* _Stated exercise_:
Will you write out all the entries below exactly?

* _Raw records_:
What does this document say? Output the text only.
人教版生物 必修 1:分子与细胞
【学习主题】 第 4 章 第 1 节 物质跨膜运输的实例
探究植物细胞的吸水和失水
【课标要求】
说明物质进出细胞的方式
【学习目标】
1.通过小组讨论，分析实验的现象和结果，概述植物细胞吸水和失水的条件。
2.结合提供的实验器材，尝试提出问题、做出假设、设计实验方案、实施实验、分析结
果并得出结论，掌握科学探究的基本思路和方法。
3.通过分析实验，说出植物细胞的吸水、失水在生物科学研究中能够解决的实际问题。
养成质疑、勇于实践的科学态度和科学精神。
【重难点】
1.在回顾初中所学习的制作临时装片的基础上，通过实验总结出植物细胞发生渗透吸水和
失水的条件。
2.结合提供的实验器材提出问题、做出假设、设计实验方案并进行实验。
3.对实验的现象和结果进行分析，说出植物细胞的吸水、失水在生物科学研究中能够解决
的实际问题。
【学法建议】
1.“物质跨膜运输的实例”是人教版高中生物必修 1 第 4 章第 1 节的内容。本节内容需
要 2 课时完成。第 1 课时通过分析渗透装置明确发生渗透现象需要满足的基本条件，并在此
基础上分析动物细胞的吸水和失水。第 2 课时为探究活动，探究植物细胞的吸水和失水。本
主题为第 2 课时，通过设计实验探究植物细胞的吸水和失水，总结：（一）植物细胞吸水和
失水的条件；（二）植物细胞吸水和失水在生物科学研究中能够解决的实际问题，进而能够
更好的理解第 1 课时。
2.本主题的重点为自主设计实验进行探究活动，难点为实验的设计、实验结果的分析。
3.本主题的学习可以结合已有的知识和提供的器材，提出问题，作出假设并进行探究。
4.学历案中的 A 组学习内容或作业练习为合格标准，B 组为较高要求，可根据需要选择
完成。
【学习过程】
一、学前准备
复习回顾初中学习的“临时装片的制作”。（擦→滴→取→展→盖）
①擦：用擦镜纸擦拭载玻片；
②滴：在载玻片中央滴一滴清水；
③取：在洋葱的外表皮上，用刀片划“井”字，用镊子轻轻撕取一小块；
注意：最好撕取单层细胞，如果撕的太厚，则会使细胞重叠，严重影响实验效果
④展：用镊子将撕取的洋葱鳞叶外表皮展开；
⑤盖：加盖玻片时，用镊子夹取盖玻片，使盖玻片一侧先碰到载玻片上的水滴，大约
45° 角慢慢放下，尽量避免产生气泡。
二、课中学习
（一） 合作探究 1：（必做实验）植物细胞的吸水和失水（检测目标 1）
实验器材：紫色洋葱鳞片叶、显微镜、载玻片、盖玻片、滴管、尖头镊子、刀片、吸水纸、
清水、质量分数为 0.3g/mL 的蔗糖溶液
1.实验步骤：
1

* _Written solution_:
What does this document say? Output the text only.
人教版生物 必修 1:分子与细胞
【学习主题】 第 4 章 第 1 节 物质跨膜运输的实例
探究植物细胞的吸水和失水
【课标要求】
说明物质进出细胞的方式
【学习目标】
1.通过小组讨论，分析实验的现象和结果，概述植物细胞吸水和失水的条件。
2.结合提供的实验器材，尝试提出问题、做出假设、设计实验方案、实施实验、分析结
果并得出结论，掌握科学探究的基本思路和方法。
3.通过分析实验，说出植物细胞的吸水、失水在生物科学研究中能够解决的实际问题。
养成质疑、勇于实践的科学态度和科学精神。
【重难点】
1.在回顾初中所学习的制作临时装片的基础上，通过实验总结出植物细胞发生渗透吸水和
失水的条件。
2.结合提供的实验器材提出问题、做出假设、设计实验方案并进行实验。
3.对实验的现象和结果进行分析，说出植物细胞的吸水、失水在生物科学研究中能够解决
的实际问题。
【学法建议】
1.“物质跨膜运输的实例”是人教版高中生物必修 1 第 4 章第 1 节的内容。本节内容需
要 2 课时完成。第 1 课时通过分析渗透装置明确发生渗透现象需要满足的基本条件，并在此
基础上分析动物细胞的吸水和失水。第 2 课时为探究活动，探究植物细胞的吸水和失水。本
主题为第 2 课时，通过设计实验探究植物细胞的吸水和失水，总结：（一）植物细胞吸水和
失水的条件；（二）植物细胞吸水和失水在生物科学研究中能够解决的实际问题，进而能够
更好的理解第 1 课时。
2.本主题的重点为自主设计实验进行探究活动，难点为实验的设计、实验结果的分析。
3.本主题的学习可以结合已有的知识和提供的器材，提出问题，作出假设并进行探究。
4.学历案中的 A 组学习内容或作业练习为合格标准，B 组为较高要求，可根据需要选择
完成。
【学习过程】
一、学前准备
复习回顾初中学习的“临时装片的制作”。（擦→滴→取→展→盖）
①擦：用擦镜纸擦拭载玻片；
②滴：在载玻片中央滴一滴清水；
③取：在洋葱的外表皮上，用刀片划“井”字，用镊子轻轻撕取一小块；
注意：最好撕取单层细胞，如果撕的太厚，则会使细胞重叠，严重影响实验效果
④展：用镊子将撕取的洋葱鳞叶外表皮展开；
⑤盖：加盖玻片时，用镊子夹取盖玻片，使盖玻片一侧先碰到载玻片上的水滴，大约
45° 角慢慢放下，尽量避免产生气泡。
二、课中学习
（一） 合作探究 1：（必做实验）植物细胞的吸水和失水（检测目标 1）
实验器材：紫色洋葱鳞片叶、显微镜、载玻片、盖玻片、滴管、尖头镊子、刀片、吸水纸、
清水、质量分数为 0.3g/mL 的蔗糖溶液
1.实验步骤：
1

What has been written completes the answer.